Dataset records:
[start]

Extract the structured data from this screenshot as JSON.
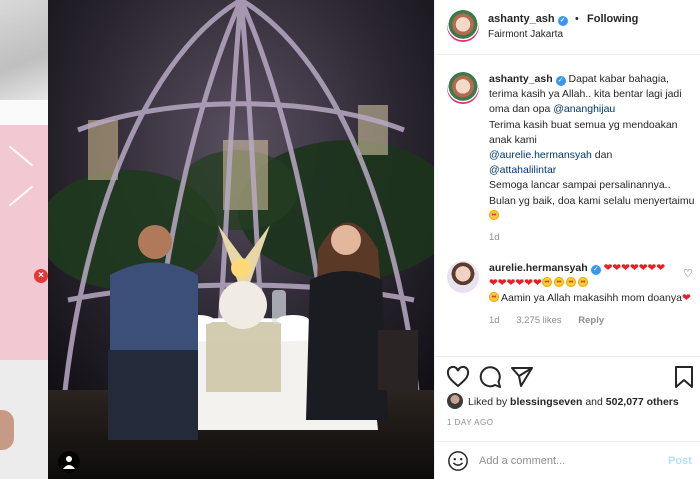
{
  "post": {
    "username": "ashanty_ash",
    "follow_status": "Following",
    "separator": "•",
    "location": "Fairmont Jakarta"
  },
  "caption": {
    "username": "ashanty_ash",
    "text_1": "Dapat kabar bahagia, terima kasih ya Allah.. kita bentar lagi jadi oma dan opa ",
    "mention_1": "@ananghijau",
    "text_2": "Terima kasih buat semua yg mendoakan anak kami",
    "mention_2": "@aurelie.hermansyah",
    "text_3": " dan",
    "mention_3": "@attahalilintar",
    "text_4": "Semoga lancar sampai persalinannya.. Bulan yg baik, doa kami selalu menyertaimu",
    "age": "1d"
  },
  "reply": {
    "username": "aurelie.hermansyah",
    "hearts_line": "❤❤❤❤❤❤❤",
    "text": "Aamin ya Allah makasihh mom doanya",
    "age": "1d",
    "likes": "3,275 likes",
    "reply_label": "Reply"
  },
  "likes": {
    "prefix": "Liked by ",
    "liker": "blessingseven",
    "middle": " and ",
    "others": "502,077 others"
  },
  "timestamp": "1 DAY AGO",
  "comment_box": {
    "placeholder": "Add a comment...",
    "post_label": "Post"
  },
  "backdrop": {
    "close_icon": "close-icon",
    "close_glyph": "×"
  },
  "icons": {
    "like": "heart-outline-icon",
    "comment": "speech-bubble-icon",
    "share": "paper-plane-icon",
    "save": "bookmark-icon",
    "emoji": "smiley-icon",
    "tag": "user-tag-icon"
  },
  "colors": {
    "verified": "#3897f0",
    "link": "#00376b",
    "muted": "#8e8e8e",
    "post_disabled": "#b2dffc",
    "heart": "#ed1c24"
  }
}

[end]

• Exercise objective: Tally the lines holding the string "hermansyah" and give only the count.

• Solution below: 2